__Arbeitsanweisung__. Gib die Zeilen unverändert aus, beginnend mit der ersten Zeile und endend mit der Zeile, die "498, 1117, 512]" enthält, beide eingeschlossen.

__Einträge des Datensatzes__.
◇ ◇ ◇ ◇ ◇ ◇ ◇
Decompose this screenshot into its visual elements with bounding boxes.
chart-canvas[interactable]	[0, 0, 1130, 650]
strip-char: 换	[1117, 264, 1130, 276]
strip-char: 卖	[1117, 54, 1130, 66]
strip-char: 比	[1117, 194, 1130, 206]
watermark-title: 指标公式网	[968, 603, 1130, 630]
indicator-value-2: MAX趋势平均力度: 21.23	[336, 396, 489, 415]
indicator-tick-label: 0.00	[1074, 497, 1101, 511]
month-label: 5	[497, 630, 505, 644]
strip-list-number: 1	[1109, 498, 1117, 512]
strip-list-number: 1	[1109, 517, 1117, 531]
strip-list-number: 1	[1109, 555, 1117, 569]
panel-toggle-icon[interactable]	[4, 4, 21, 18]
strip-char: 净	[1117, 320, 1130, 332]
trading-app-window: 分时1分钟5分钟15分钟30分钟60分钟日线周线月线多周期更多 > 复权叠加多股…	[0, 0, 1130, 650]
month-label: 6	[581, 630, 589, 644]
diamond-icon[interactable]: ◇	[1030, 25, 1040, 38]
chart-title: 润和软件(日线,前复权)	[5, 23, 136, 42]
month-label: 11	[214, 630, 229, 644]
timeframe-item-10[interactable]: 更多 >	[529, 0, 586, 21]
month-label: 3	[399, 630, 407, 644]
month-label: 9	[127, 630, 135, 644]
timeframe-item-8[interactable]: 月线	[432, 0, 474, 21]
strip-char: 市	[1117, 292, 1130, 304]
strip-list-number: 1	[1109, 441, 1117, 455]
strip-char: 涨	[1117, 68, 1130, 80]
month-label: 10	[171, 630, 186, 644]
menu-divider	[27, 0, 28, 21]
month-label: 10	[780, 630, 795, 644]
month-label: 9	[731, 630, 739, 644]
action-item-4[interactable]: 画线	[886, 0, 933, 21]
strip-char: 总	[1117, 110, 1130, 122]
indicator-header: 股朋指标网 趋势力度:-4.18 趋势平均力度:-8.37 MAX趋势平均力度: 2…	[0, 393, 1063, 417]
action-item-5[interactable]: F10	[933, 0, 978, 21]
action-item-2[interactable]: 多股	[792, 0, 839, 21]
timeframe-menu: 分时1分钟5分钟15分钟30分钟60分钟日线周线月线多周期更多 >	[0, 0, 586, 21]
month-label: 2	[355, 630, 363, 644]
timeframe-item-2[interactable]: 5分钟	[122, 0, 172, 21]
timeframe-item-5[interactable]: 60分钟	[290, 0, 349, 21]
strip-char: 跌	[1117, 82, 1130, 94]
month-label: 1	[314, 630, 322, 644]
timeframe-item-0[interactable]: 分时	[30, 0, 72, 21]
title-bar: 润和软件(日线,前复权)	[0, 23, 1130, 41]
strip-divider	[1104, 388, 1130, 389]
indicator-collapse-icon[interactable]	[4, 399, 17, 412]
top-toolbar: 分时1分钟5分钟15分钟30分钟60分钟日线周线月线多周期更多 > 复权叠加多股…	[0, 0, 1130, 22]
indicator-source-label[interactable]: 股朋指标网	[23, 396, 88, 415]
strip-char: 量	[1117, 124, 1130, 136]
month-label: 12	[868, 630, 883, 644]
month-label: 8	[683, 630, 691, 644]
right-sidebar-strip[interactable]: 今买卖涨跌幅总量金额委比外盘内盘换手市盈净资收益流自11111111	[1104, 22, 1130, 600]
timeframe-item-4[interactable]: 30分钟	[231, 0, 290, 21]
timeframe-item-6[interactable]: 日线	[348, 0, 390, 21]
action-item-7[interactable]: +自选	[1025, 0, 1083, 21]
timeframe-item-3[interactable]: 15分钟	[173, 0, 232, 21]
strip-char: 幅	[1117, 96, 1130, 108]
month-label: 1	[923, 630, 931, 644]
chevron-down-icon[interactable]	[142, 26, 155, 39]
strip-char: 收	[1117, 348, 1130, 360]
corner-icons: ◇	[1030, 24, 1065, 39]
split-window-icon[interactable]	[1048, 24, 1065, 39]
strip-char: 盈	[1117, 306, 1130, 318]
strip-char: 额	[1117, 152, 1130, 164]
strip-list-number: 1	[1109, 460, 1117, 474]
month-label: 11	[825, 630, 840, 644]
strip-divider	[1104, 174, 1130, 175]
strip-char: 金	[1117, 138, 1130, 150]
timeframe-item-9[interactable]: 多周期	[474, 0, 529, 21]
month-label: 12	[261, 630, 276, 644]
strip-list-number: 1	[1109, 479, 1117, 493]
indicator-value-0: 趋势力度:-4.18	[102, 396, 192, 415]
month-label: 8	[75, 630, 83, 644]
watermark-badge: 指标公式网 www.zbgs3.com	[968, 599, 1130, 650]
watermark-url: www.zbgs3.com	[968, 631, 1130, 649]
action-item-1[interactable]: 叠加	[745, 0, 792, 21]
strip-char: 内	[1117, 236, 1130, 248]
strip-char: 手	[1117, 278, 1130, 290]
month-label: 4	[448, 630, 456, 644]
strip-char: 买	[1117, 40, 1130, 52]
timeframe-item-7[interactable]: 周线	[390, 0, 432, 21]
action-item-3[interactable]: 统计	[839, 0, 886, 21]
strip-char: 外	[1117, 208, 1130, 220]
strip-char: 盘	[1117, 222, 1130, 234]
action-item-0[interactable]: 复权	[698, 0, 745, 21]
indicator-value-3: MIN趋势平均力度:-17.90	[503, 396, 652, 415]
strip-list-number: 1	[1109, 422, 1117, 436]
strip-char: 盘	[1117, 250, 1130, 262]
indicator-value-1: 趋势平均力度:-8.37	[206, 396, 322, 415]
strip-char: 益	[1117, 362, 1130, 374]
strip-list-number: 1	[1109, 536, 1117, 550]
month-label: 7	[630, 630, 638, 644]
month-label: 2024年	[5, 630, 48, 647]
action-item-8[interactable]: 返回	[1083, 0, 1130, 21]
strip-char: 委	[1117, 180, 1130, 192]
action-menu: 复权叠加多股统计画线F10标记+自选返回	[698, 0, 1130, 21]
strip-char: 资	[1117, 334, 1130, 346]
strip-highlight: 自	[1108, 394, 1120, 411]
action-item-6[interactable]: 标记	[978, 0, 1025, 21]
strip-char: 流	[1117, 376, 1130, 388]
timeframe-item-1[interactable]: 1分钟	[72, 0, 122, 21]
◇ ◇ ◇ ◇ ◇ ◇ ◇
__Richtige Antwort__.
Decompose this screenshot into its visual elements with bounding boxes.
chart-canvas[interactable]	[0, 0, 1130, 650]
strip-char: 换	[1117, 264, 1130, 276]
strip-char: 卖	[1117, 54, 1130, 66]
strip-char: 比	[1117, 194, 1130, 206]
watermark-title: 指标公式网	[968, 603, 1130, 630]
indicator-value-2: MAX趋势平均力度: 21.23	[336, 396, 489, 415]
indicator-tick-label: 0.00	[1074, 497, 1101, 511]
month-label: 5	[497, 630, 505, 644]
strip-list-number: 1	[1109, 498, 1117, 512]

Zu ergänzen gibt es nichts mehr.